**Given request:** Exclude any images and output the remaining records exactly.

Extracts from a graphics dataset
▬▬▬▬▬▬

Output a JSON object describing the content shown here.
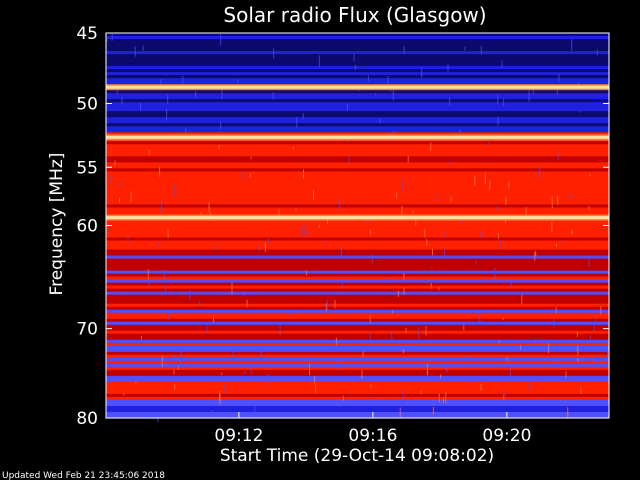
{
  "chart_data": {
    "type": "heatmap",
    "title": "Solar radio Flux (Glasgow)",
    "ylabel": "Frequency [MHz]",
    "xlabel": "Start Time (29-Oct-14 09:08:02)",
    "y_axis": {
      "scale": "log",
      "inverted": true,
      "range": [
        45,
        80
      ],
      "ticks": [
        45,
        50,
        55,
        60,
        70,
        80
      ]
    },
    "x_axis": {
      "ticks": [
        "09:12",
        "09:16",
        "09:20"
      ]
    },
    "colormap": [
      "#0b0b6e",
      "#2020e0",
      "#5050ff",
      "#c00000",
      "#ff2000",
      "#ff8040",
      "#ffe0a0"
    ],
    "bright_bands_mhz": [
      48.8,
      52.6,
      59.3
    ],
    "footer": "Updated Wed Feb 21 23:45:06 2018"
  }
}
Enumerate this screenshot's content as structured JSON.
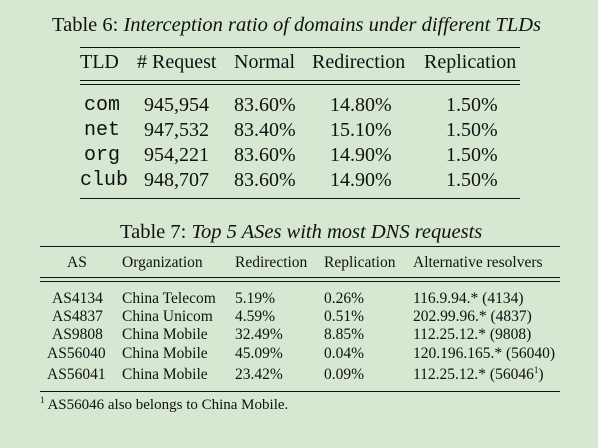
{
  "table6": {
    "caption_prefix": "Table 6:",
    "caption_title": "Interception ratio of domains under different TLDs",
    "headers": [
      "TLD",
      "# Request",
      "Normal",
      "Redirection",
      "Replication"
    ],
    "rows": [
      [
        "com",
        "945,954",
        "83.60%",
        "14.80%",
        "1.50%"
      ],
      [
        "net",
        "947,532",
        "83.40%",
        "15.10%",
        "1.50%"
      ],
      [
        "org",
        "954,221",
        "83.60%",
        "14.90%",
        "1.50%"
      ],
      [
        "club",
        "948,707",
        "83.60%",
        "14.90%",
        "1.50%"
      ]
    ]
  },
  "table7": {
    "caption_prefix": "Table 7:",
    "caption_title": "Top 5 ASes with most DNS requests",
    "headers": [
      "AS",
      "Organization",
      "Redirection",
      "Replication",
      "Alternative resolvers"
    ],
    "rows": [
      [
        "AS4134",
        "China Telecom",
        "5.19%",
        "0.26%",
        "116.9.94.* (4134)"
      ],
      [
        "AS4837",
        "China Unicom",
        "4.59%",
        "0.51%",
        "202.99.96.* (4837)"
      ],
      [
        "AS9808",
        "China Mobile",
        "32.49%",
        "8.85%",
        "112.25.12.* (9808)"
      ],
      [
        "AS56040",
        "China Mobile",
        "45.09%",
        "0.04%",
        "120.196.165.* (56040)"
      ],
      [
        "AS56041",
        "China Mobile",
        "23.42%",
        "0.09%",
        "112.25.12.* (56046"
      ]
    ],
    "last_row_suffix_mark": "1",
    "last_row_suffix_close": ")",
    "footnote_mark": "1",
    "footnote_text": "AS56046 also belongs to China Mobile."
  }
}
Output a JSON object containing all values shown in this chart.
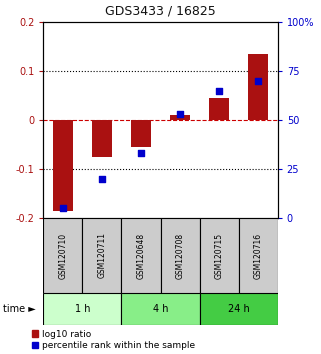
{
  "title": "GDS3433 / 16825",
  "samples": [
    "GSM120710",
    "GSM120711",
    "GSM120648",
    "GSM120708",
    "GSM120715",
    "GSM120716"
  ],
  "log10_ratio": [
    -0.185,
    -0.075,
    -0.055,
    0.01,
    0.045,
    0.135
  ],
  "percentile_rank": [
    5.0,
    20.0,
    33.0,
    53.0,
    65.0,
    70.0
  ],
  "groups": [
    {
      "label": "1 h",
      "indices": [
        0,
        1
      ],
      "color": "#ccffcc"
    },
    {
      "label": "4 h",
      "indices": [
        2,
        3
      ],
      "color": "#88ee88"
    },
    {
      "label": "24 h",
      "indices": [
        4,
        5
      ],
      "color": "#44cc44"
    }
  ],
  "ylim_left": [
    -0.2,
    0.2
  ],
  "ylim_right": [
    0,
    100
  ],
  "yticks_left": [
    -0.2,
    -0.1,
    0.0,
    0.1,
    0.2
  ],
  "yticks_right": [
    0,
    25,
    50,
    75,
    100
  ],
  "bar_color": "#aa1111",
  "dot_color": "#0000cc",
  "hline_color": "#cc0000",
  "bg_color": "#ffffff",
  "plot_bg": "#ffffff",
  "grid_color": "#000000",
  "legend_red_label": "log10 ratio",
  "legend_blue_label": "percentile rank within the sample",
  "time_label": "time",
  "title_fontsize": 9,
  "tick_fontsize": 7,
  "sample_fontsize": 5.5,
  "group_fontsize": 7,
  "legend_fontsize": 6.5
}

▬▬▬▬▬▬

**Written response:**
Output a JSON object describing the content shown here.
{
  "chart_data": {
    "type": "heatmap",
    "title": "Solar radio Flux (Glasgow)",
    "ylabel": "Frequency [MHz]",
    "xlabel": "Start Time (29-Oct-14 09:08:02)",
    "y_axis": {
      "scale": "log",
      "inverted": true,
      "range": [
        45,
        80
      ],
      "ticks": [
        45,
        50,
        55,
        60,
        70,
        80
      ]
    },
    "x_axis": {
      "ticks": [
        "09:12",
        "09:16",
        "09:20"
      ]
    },
    "colormap": [
      "#0b0b6e",
      "#2020e0",
      "#5050ff",
      "#c00000",
      "#ff2000",
      "#ff8040",
      "#ffe0a0"
    ],
    "bright_bands_mhz": [
      48.8,
      52.6,
      59.3
    ],
    "footer": "Updated Wed Feb 21 23:45:06 2018"
  }
}
Enumerate this screenshot's content as structured JSON.
{
  "table6": {
    "caption_prefix": "Table 6:",
    "caption_title": "Interception ratio of domains under different TLDs",
    "headers": [
      "TLD",
      "# Request",
      "Normal",
      "Redirection",
      "Replication"
    ],
    "rows": [
      [
        "com",
        "945,954",
        "83.60%",
        "14.80%",
        "1.50%"
      ],
      [
        "net",
        "947,532",
        "83.40%",
        "15.10%",
        "1.50%"
      ],
      [
        "org",
        "954,221",
        "83.60%",
        "14.90%",
        "1.50%"
      ],
      [
        "club",
        "948,707",
        "83.60%",
        "14.90%",
        "1.50%"
      ]
    ]
  },
  "table7": {
    "caption_prefix": "Table 7:",
    "caption_title": "Top 5 ASes with most DNS requests",
    "headers": [
      "AS",
      "Organization",
      "Redirection",
      "Replication",
      "Alternative resolvers"
    ],
    "rows": [
      [
        "AS4134",
        "China Telecom",
        "5.19%",
        "0.26%",
        "116.9.94.* (4134)"
      ],
      [
        "AS4837",
        "China Unicom",
        "4.59%",
        "0.51%",
        "202.99.96.* (4837)"
      ],
      [
        "AS9808",
        "China Mobile",
        "32.49%",
        "8.85%",
        "112.25.12.* (9808)"
      ],
      [
        "AS56040",
        "China Mobile",
        "45.09%",
        "0.04%",
        "120.196.165.* (56040)"
      ],
      [
        "AS56041",
        "China Mobile",
        "23.42%",
        "0.09%",
        "112.25.12.* (56046"
      ]
    ],
    "last_row_suffix_mark": "1",
    "last_row_suffix_close": ")",
    "footnote_mark": "1",
    "footnote_text": "AS56046 also belongs to China Mobile."
  }
}
Output a JSON object containing all values shown in this chart.
{
  "title": "GDS3433 / 16825",
  "samples": [
    "GSM120710",
    "GSM120711",
    "GSM120648",
    "GSM120708",
    "GSM120715",
    "GSM120716"
  ],
  "log10_ratio": [
    -0.185,
    -0.075,
    -0.055,
    0.01,
    0.045,
    0.135
  ],
  "percentile_rank": [
    5.0,
    20.0,
    33.0,
    53.0,
    65.0,
    70.0
  ],
  "groups": [
    {
      "label": "1 h",
      "indices": [
        0,
        1
      ],
      "color": "#ccffcc"
    },
    {
      "label": "4 h",
      "indices": [
        2,
        3
      ],
      "color": "#88ee88"
    },
    {
      "label": "24 h",
      "indices": [
        4,
        5
      ],
      "color": "#44cc44"
    }
  ],
  "ylim_left": [
    -0.2,
    0.2
  ],
  "ylim_right": [
    0,
    100
  ],
  "yticks_left": [
    -0.2,
    -0.1,
    0.0,
    0.1,
    0.2
  ],
  "yticks_right": [
    0,
    25,
    50,
    75,
    100
  ],
  "bar_color": "#aa1111",
  "dot_color": "#0000cc",
  "hline_color": "#cc0000",
  "bg_color": "#ffffff",
  "plot_bg": "#ffffff",
  "grid_color": "#000000",
  "legend_red_label": "log10 ratio",
  "legend_blue_label": "percentile rank within the sample",
  "time_label": "time",
  "title_fontsize": 9,
  "tick_fontsize": 7,
  "sample_fontsize": 5.5,
  "group_fontsize": 7,
  "legend_fontsize": 6.5
}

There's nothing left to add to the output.